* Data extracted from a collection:
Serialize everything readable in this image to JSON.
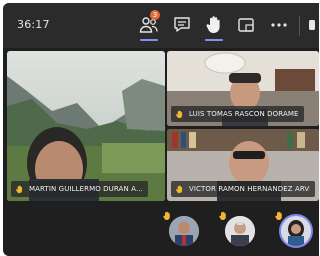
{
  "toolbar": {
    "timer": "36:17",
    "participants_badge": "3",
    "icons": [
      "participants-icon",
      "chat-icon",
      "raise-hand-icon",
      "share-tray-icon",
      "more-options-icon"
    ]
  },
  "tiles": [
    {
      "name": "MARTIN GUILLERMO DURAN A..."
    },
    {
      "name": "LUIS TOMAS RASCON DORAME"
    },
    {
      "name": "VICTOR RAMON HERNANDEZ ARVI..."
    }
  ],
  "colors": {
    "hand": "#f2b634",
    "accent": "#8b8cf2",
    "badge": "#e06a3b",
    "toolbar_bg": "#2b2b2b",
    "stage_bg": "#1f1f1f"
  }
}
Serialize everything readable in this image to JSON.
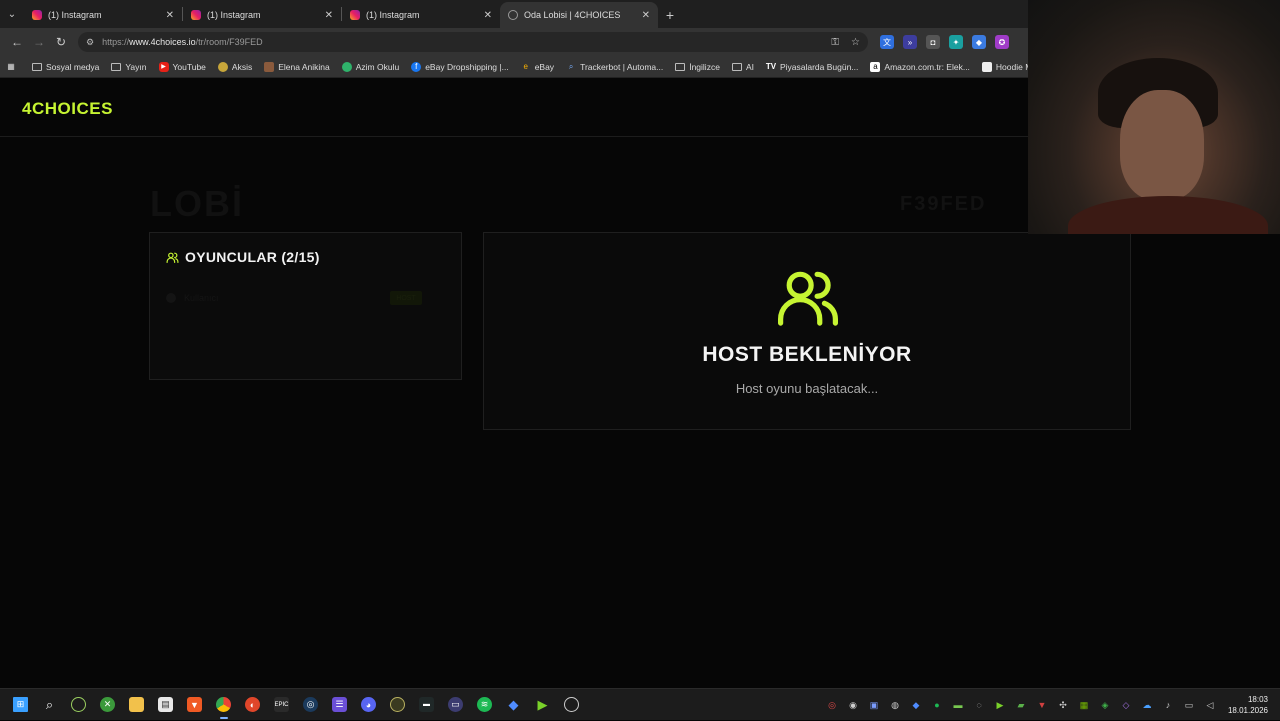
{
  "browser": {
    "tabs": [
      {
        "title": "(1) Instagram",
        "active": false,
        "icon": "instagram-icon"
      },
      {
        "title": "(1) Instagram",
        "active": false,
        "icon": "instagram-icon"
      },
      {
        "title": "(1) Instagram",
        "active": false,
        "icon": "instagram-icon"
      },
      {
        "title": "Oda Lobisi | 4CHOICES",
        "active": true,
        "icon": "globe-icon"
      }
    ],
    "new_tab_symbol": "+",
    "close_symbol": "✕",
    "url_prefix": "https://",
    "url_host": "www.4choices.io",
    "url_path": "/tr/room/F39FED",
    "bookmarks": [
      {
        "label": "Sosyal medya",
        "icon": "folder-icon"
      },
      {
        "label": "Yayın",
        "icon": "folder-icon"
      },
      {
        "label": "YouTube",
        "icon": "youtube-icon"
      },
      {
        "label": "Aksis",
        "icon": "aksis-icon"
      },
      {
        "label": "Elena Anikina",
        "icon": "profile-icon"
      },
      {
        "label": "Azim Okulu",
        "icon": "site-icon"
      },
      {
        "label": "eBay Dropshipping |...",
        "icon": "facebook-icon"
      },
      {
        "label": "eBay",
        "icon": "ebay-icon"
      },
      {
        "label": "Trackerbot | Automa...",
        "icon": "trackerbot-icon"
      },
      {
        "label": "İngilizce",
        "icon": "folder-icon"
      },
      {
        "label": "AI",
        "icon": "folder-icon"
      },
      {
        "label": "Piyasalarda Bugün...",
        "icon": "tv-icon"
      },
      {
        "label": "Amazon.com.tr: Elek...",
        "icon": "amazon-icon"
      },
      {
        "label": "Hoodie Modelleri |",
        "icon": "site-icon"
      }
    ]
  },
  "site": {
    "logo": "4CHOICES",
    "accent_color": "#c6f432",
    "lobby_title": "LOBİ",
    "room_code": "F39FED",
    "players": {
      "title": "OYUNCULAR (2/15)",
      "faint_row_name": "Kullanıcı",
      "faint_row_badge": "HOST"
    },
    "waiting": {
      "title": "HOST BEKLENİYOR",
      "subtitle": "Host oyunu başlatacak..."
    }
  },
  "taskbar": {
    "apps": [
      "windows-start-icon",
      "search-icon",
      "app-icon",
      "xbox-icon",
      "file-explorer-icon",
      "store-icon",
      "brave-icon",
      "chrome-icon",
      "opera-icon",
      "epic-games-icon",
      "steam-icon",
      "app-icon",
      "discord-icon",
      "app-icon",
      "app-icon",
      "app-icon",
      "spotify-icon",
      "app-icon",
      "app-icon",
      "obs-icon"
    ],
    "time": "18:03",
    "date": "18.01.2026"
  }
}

* Set problem: Leave the images out, please, and restate each line word for word.

* Final answer:
Serialize everything readable in this image to JSON.
{
  "toolbar": {
    "timer": "36:17",
    "participants_badge": "3",
    "icons": [
      "participants-icon",
      "chat-icon",
      "raise-hand-icon",
      "share-tray-icon",
      "more-options-icon"
    ]
  },
  "tiles": [
    {
      "name": "MARTIN GUILLERMO DURAN A..."
    },
    {
      "name": "LUIS TOMAS RASCON DORAME"
    },
    {
      "name": "VICTOR RAMON HERNANDEZ ARVI..."
    }
  ],
  "colors": {
    "hand": "#f2b634",
    "accent": "#8b8cf2",
    "badge": "#e06a3b",
    "toolbar_bg": "#2b2b2b",
    "stage_bg": "#1f1f1f"
  }
}
Serialize everything readable in this image to JSON.
{
  "browser": {
    "tabs": [
      {
        "title": "(1) Instagram",
        "active": false,
        "icon": "instagram-icon"
      },
      {
        "title": "(1) Instagram",
        "active": false,
        "icon": "instagram-icon"
      },
      {
        "title": "(1) Instagram",
        "active": false,
        "icon": "instagram-icon"
      },
      {
        "title": "Oda Lobisi | 4CHOICES",
        "active": true,
        "icon": "globe-icon"
      }
    ],
    "new_tab_symbol": "+",
    "close_symbol": "✕",
    "url_prefix": "https://",
    "url_host": "www.4choices.io",
    "url_path": "/tr/room/F39FED",
    "bookmarks": [
      {
        "label": "Sosyal medya",
        "icon": "folder-icon"
      },
      {
        "label": "Yayın",
        "icon": "folder-icon"
      },
      {
        "label": "YouTube",
        "icon": "youtube-icon"
      },
      {
        "label": "Aksis",
        "icon": "aksis-icon"
      },
      {
        "label": "Elena Anikina",
        "icon": "profile-icon"
      },
      {
        "label": "Azim Okulu",
        "icon": "site-icon"
      },
      {
        "label": "eBay Dropshipping |...",
        "icon": "facebook-icon"
      },
      {
        "label": "eBay",
        "icon": "ebay-icon"
      },
      {
        "label": "Trackerbot | Automa...",
        "icon": "trackerbot-icon"
      },
      {
        "label": "İngilizce",
        "icon": "folder-icon"
      },
      {
        "label": "AI",
        "icon": "folder-icon"
      },
      {
        "label": "Piyasalarda Bugün...",
        "icon": "tv-icon"
      },
      {
        "label": "Amazon.com.tr: Elek...",
        "icon": "amazon-icon"
      },
      {
        "label": "Hoodie Modelleri |",
        "icon": "site-icon"
      }
    ]
  },
  "site": {
    "logo": "4CHOICES",
    "accent_color": "#c6f432",
    "lobby_title": "LOBİ",
    "room_code": "F39FED",
    "players": {
      "title": "OYUNCULAR (2/15)",
      "faint_row_name": "Kullanıcı",
      "faint_row_badge": "HOST"
    },
    "waiting": {
      "title": "HOST BEKLENİYOR",
      "subtitle": "Host oyunu başlatacak..."
    }
  },
  "taskbar": {
    "apps": [
      "windows-start-icon",
      "search-icon",
      "app-icon",
      "xbox-icon",
      "file-explorer-icon",
      "store-icon",
      "brave-icon",
      "chrome-icon",
      "opera-icon",
      "epic-games-icon",
      "steam-icon",
      "app-icon",
      "discord-icon",
      "app-icon",
      "app-icon",
      "app-icon",
      "spotify-icon",
      "app-icon",
      "app-icon",
      "obs-icon"
    ],
    "time": "18:03",
    "date": "18.01.2026"
  }
}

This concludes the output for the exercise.